▸ **WHAT YOU WILL DO**
Pick out every line that holds the string "Complaint" and copy it.

▸ **INPUT MATERIAL**
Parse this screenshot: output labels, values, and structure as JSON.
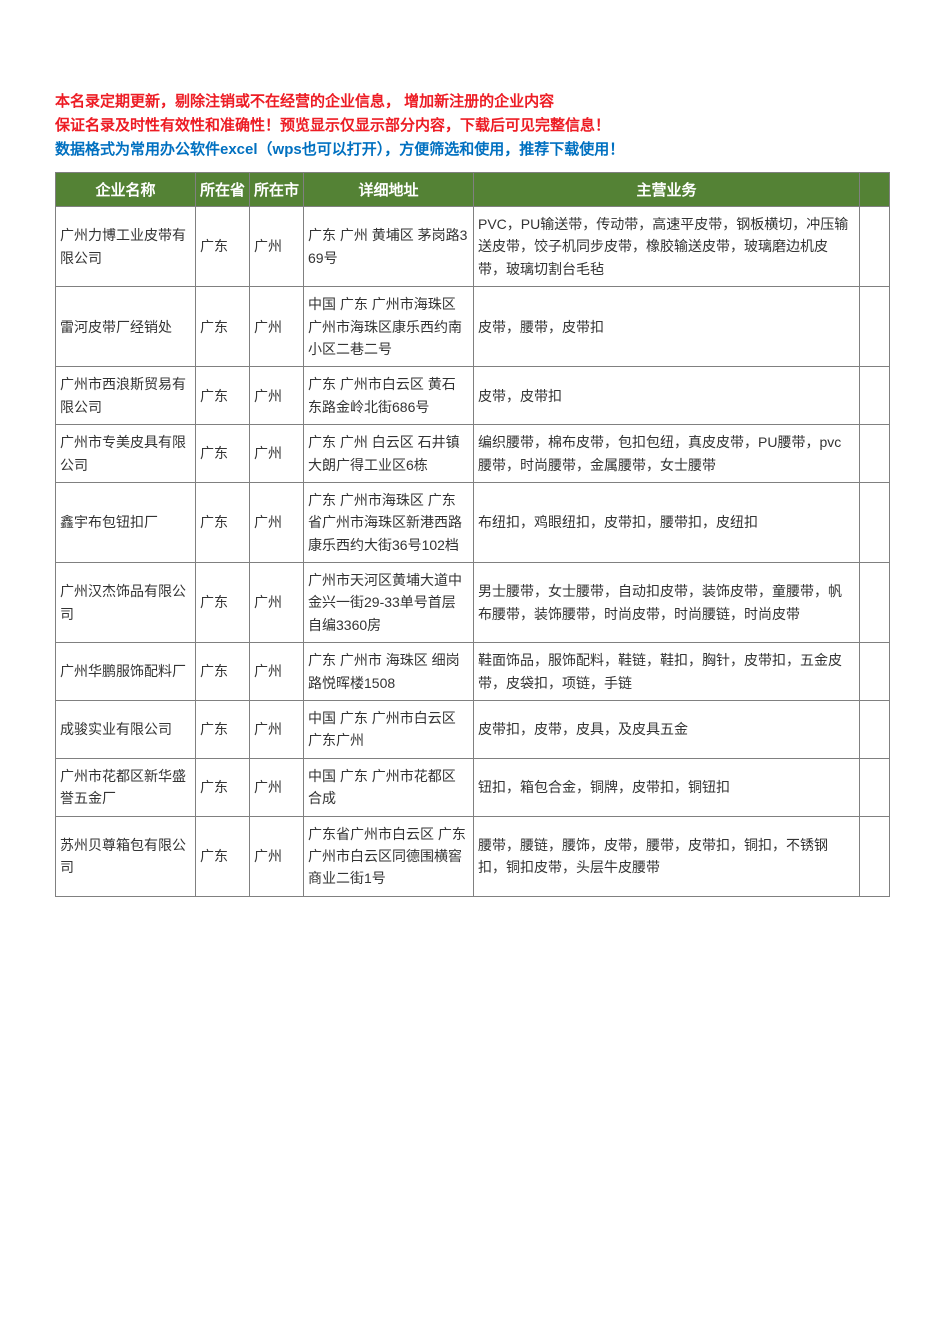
{
  "intro": {
    "line1": "本名录定期更新，剔除注销或不在经营的企业信息， 增加新注册的企业内容",
    "line2": "保证名录及时性有效性和准确性！预览显示仅显示部分内容，下载后可见完整信息！",
    "line3": "数据格式为常用办公软件excel（wps也可以打开），方便筛选和使用，推荐下载使用！"
  },
  "table": {
    "header_bg": "#548235",
    "header_fg": "#ffffff",
    "border_color": "#808080",
    "columns": [
      "企业名称",
      "所在省",
      "所在市",
      "详细地址",
      "主营业务"
    ],
    "rows": [
      {
        "name": "广州力博工业皮带有限公司",
        "prov": "广东",
        "city": "广州",
        "addr": "广东 广州 黄埔区 茅岗路369号",
        "biz": "PVC，PU输送带，传动带，高速平皮带，钢板横切，冲压输送皮带，饺子机同步皮带，橡胶输送皮带，玻璃磨边机皮带，玻璃切割台毛毡"
      },
      {
        "name": "雷河皮带厂经销处",
        "prov": "广东",
        "city": "广州",
        "addr": "中国 广东 广州市海珠区 广州市海珠区康乐西约南小区二巷二号",
        "biz": "皮带，腰带，皮带扣"
      },
      {
        "name": "广州市西浪斯贸易有限公司",
        "prov": "广东",
        "city": "广州",
        "addr": "广东 广州市白云区 黄石东路金岭北街686号",
        "biz": "皮带，皮带扣"
      },
      {
        "name": "广州市专美皮具有限公司",
        "prov": "广东",
        "city": "广州",
        "addr": "广东 广州 白云区 石井镇大朗广得工业区6栋",
        "biz": "编织腰带，棉布皮带，包扣包纽，真皮皮带，PU腰带，pvc腰带，时尚腰带，金属腰带，女士腰带"
      },
      {
        "name": "鑫宇布包钮扣厂",
        "prov": "广东",
        "city": "广州",
        "addr": "广东 广州市海珠区 广东省广州市海珠区新港西路康乐西约大街36号102档",
        "biz": "布纽扣，鸡眼纽扣，皮带扣，腰带扣，皮纽扣"
      },
      {
        "name": "广州汉杰饰品有限公司",
        "prov": "广东",
        "city": "广州",
        "addr": "广州市天河区黄埔大道中金兴一街29-33单号首层自编3360房",
        "biz": "男士腰带，女士腰带，自动扣皮带，装饰皮带，童腰带，帆布腰带，装饰腰带，时尚皮带，时尚腰链，时尚皮带"
      },
      {
        "name": "广州华鹏服饰配料厂",
        "prov": "广东",
        "city": "广州",
        "addr": "广东 广州市 海珠区 细岗路悦晖楼1508",
        "biz": "鞋面饰品，服饰配料，鞋链，鞋扣，胸针，皮带扣，五金皮带，皮袋扣，项链，手链"
      },
      {
        "name": "成骏实业有限公司",
        "prov": "广东",
        "city": "广州",
        "addr": "中国 广东 广州市白云区 广东广州",
        "biz": "皮带扣，皮带，皮具，及皮具五金"
      },
      {
        "name": "广州市花都区新华盛誉五金厂",
        "prov": "广东",
        "city": "广州",
        "addr": "中国 广东 广州市花都区 合成",
        "biz": "钮扣，箱包合金，铜牌，皮带扣，铜钮扣"
      },
      {
        "name": "苏州贝尊箱包有限公司",
        "prov": "广东",
        "city": "广州",
        "addr": "广东省广州市白云区 广东广州市白云区同德围横窖商业二街1号",
        "biz": "腰带，腰链，腰饰，皮带，腰带，皮带扣，铜扣，不锈钢扣，铜扣皮带，头层牛皮腰带"
      }
    ]
  }
}
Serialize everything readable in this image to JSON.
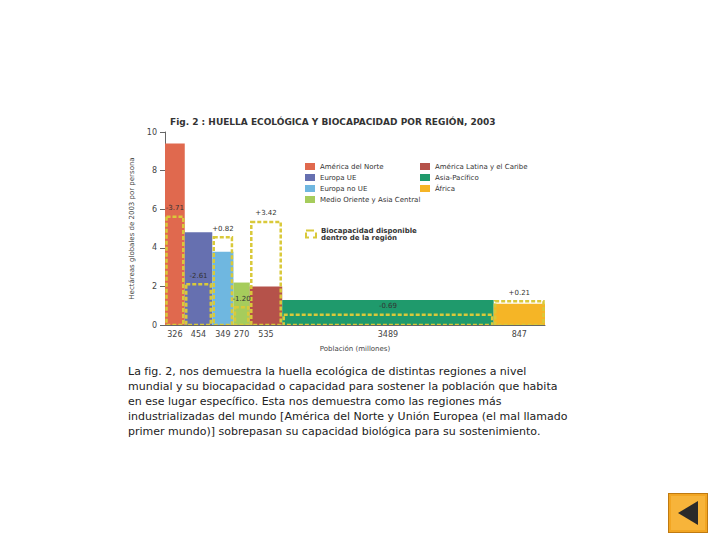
{
  "chart_data": {
    "type": "bar",
    "title": "Fig. 2 : HUELLA ECOLÓGICA Y BIOCAPACIDAD POR REGIÓN, 2003",
    "x_label": "Población (millones)",
    "y_label": "Hectáreas globales de 2003 por persona",
    "series": [
      {
        "name": "América del Norte",
        "color": "#e0694e",
        "population": 326,
        "values": [
          9.4
        ],
        "balance": -3.71,
        "balance_label": "-3.71"
      },
      {
        "name": "Europa UE",
        "color": "#6670b0",
        "population": 454,
        "values": [
          4.8
        ],
        "balance": -2.61,
        "balance_label": "-2.61"
      },
      {
        "name": "Europa no UE",
        "color": "#6fb7e0",
        "population": 349,
        "values": [
          3.8
        ],
        "balance": 0.82,
        "balance_label": "+0.82"
      },
      {
        "name": "Medio Oriente y Asia Central",
        "color": "#a6cc5c",
        "population": 270,
        "values": [
          2.2
        ],
        "balance": -1.2,
        "balance_label": "-1.20"
      },
      {
        "name": "América Latina y el Caribe",
        "color": "#b5524a",
        "population": 535,
        "values": [
          2.0
        ],
        "balance": 3.42,
        "balance_label": "+3.42"
      },
      {
        "name": "Asia-Pacífico",
        "color": "#1f9a6c",
        "population": 3489,
        "values": [
          1.3
        ],
        "balance": -0.69,
        "balance_label": "-0.69"
      },
      {
        "name": "África",
        "color": "#f5b526",
        "population": 847,
        "values": [
          1.1
        ],
        "balance": 0.21,
        "balance_label": "+0.21"
      }
    ],
    "biocapacity": {
      "name": "Biocapacidad disponible dentro de la región",
      "color": "#d9c93a",
      "line_style": "dashed"
    },
    "xlim": [
      0,
      6270
    ],
    "ylim": [
      0,
      10
    ],
    "yticks": [
      0,
      2,
      4,
      6,
      8,
      10
    ],
    "tick_labels": "y",
    "grid": false
  },
  "caption": "La fig. 2, nos demuestra la huella ecológica de distintas regiones a nivel mundial y su biocapacidad o capacidad para sostener la población que habita en ese lugar específico. Esta nos demuestra como las regiones más industrializadas del mundo [América del Norte y Unión Europea (el mal llamado primer mundo)] sobrepasan su capacidad biológica para su sostenimiento."
}
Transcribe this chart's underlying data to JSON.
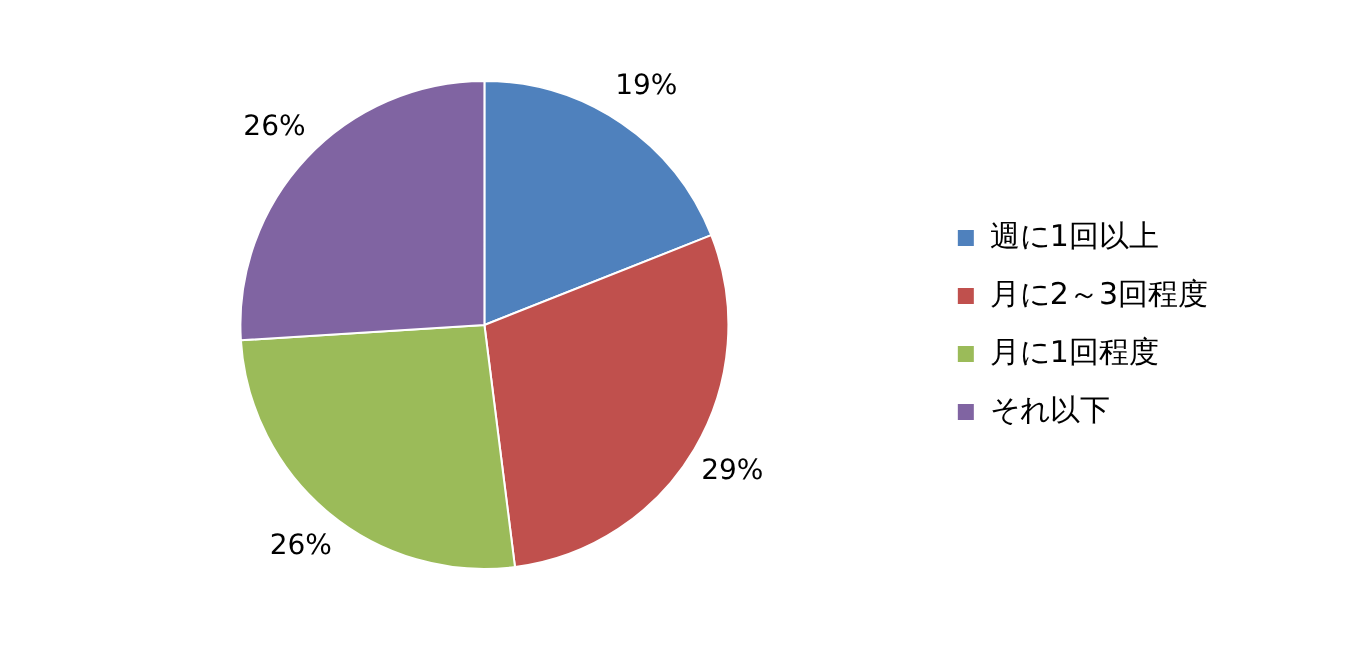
{
  "chart_data": {
    "type": "pie",
    "categories": [
      "週に1回以上",
      "月に2～3回程度",
      "月に1回程度",
      "それ以下"
    ],
    "values": [
      19,
      29,
      26,
      26
    ],
    "colors": [
      "#4f81bd",
      "#c0504d",
      "#9bbb59",
      "#8064a2"
    ],
    "value_labels": [
      "19%",
      "29%",
      "26%",
      "26%"
    ],
    "legend": "right"
  }
}
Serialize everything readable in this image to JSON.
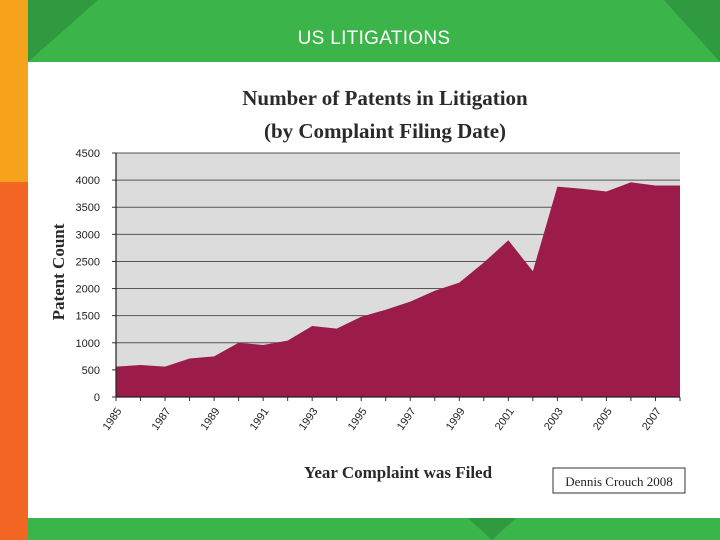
{
  "slide": {
    "title": "US LITIGATIONS"
  },
  "colors": {
    "area_fill": "#9b1b4b",
    "plot_bg": "#dcdcdc",
    "header_green": "#3bb54a",
    "left_bar_orange": "#f7a21b",
    "left_bar_red": "#f26522"
  },
  "chart_data": {
    "type": "area",
    "title": "Number of Patents in Litigation",
    "subtitle": "(by Complaint Filing Date)",
    "xlabel": "Year Complaint was Filed",
    "ylabel": "Patent Count",
    "ylim": [
      0,
      4500
    ],
    "yticks": [
      "0",
      "500",
      "1000",
      "1500",
      "2000",
      "2500",
      "3000",
      "3500",
      "4000",
      "4500"
    ],
    "xtick_labels": [
      "1985",
      "1987",
      "1989",
      "1991",
      "1993",
      "1995",
      "1997",
      "1999",
      "2001",
      "2003",
      "2005",
      "2007"
    ],
    "grid": true,
    "x": [
      1985,
      1986,
      1987,
      1988,
      1989,
      1990,
      1991,
      1992,
      1993,
      1994,
      1995,
      1996,
      1997,
      1998,
      1999,
      2000,
      2001,
      2002,
      2003,
      2004,
      2005,
      2006,
      2007,
      2008
    ],
    "values": [
      560,
      590,
      560,
      710,
      750,
      1000,
      960,
      1040,
      1310,
      1260,
      1480,
      1610,
      1760,
      1960,
      2110,
      2480,
      2890,
      2320,
      3880,
      3840,
      3790,
      3960,
      3900,
      3900
    ],
    "credit": "Dennis Crouch 2008"
  }
}
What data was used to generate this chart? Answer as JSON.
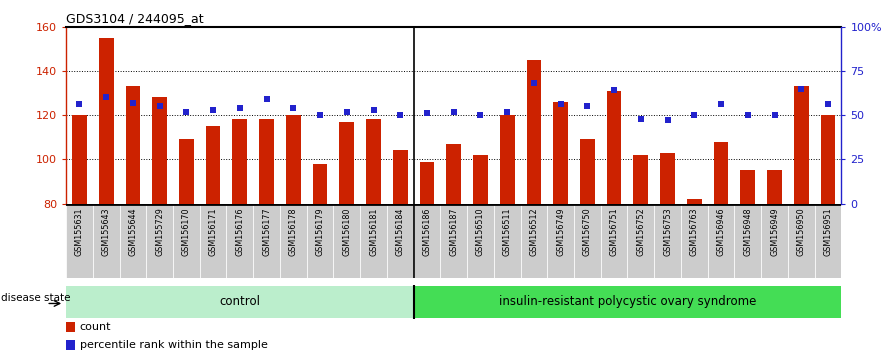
{
  "title": "GDS3104 / 244095_at",
  "samples": [
    "GSM155631",
    "GSM155643",
    "GSM155644",
    "GSM155729",
    "GSM156170",
    "GSM156171",
    "GSM156176",
    "GSM156177",
    "GSM156178",
    "GSM156179",
    "GSM156180",
    "GSM156181",
    "GSM156184",
    "GSM156186",
    "GSM156187",
    "GSM156510",
    "GSM156511",
    "GSM156512",
    "GSM156749",
    "GSM156750",
    "GSM156751",
    "GSM156752",
    "GSM156753",
    "GSM156763",
    "GSM156946",
    "GSM156948",
    "GSM156949",
    "GSM156950",
    "GSM156951"
  ],
  "counts": [
    120,
    155,
    133,
    128,
    109,
    115,
    118,
    118,
    120,
    98,
    117,
    118,
    104,
    99,
    107,
    102,
    120,
    145,
    126,
    109,
    131,
    102,
    103,
    82,
    108,
    95,
    95,
    133,
    120
  ],
  "percentiles": [
    56,
    60,
    57,
    55,
    52,
    53,
    54,
    59,
    54,
    50,
    52,
    53,
    50,
    51,
    52,
    50,
    52,
    68,
    56,
    55,
    64,
    48,
    47,
    50,
    56,
    50,
    50,
    65,
    56
  ],
  "control_count": 13,
  "disease_count": 16,
  "control_label": "control",
  "disease_label": "insulin-resistant polycystic ovary syndrome",
  "disease_state_label": "disease state",
  "ymin": 80,
  "ymax": 160,
  "yticks_left": [
    80,
    100,
    120,
    140,
    160
  ],
  "right_yticks": [
    0,
    25,
    50,
    75,
    100
  ],
  "right_ytick_labels": [
    "0",
    "25",
    "50",
    "75",
    "100%"
  ],
  "bar_color": "#CC2200",
  "dot_color": "#2222CC",
  "bar_bottom": 80,
  "legend_count_label": "count",
  "legend_pct_label": "percentile rank within the sample",
  "bar_width": 0.55,
  "ctrl_color_light": "#AAEEBB",
  "ctrl_color_dark": "#44CC44",
  "dis_color": "#44DD44"
}
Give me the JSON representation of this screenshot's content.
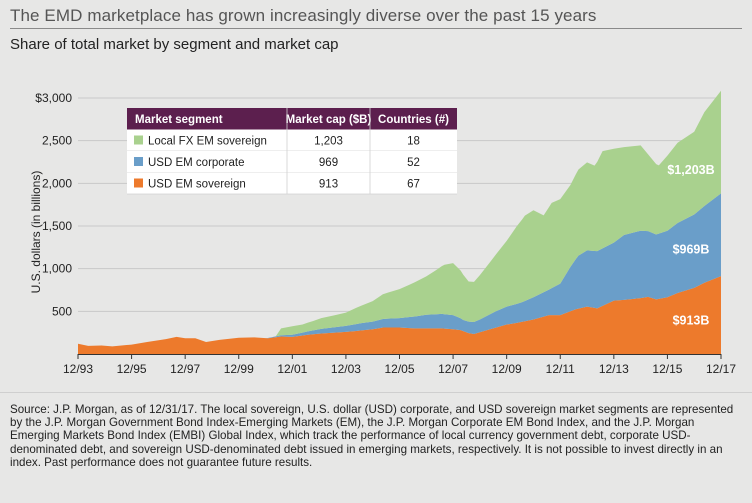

▸ **EXERCISE RESPONSE**
    "subtitle": "(by Complaint Filing Date)",
    "xlabel": "Year Complaint was Filed",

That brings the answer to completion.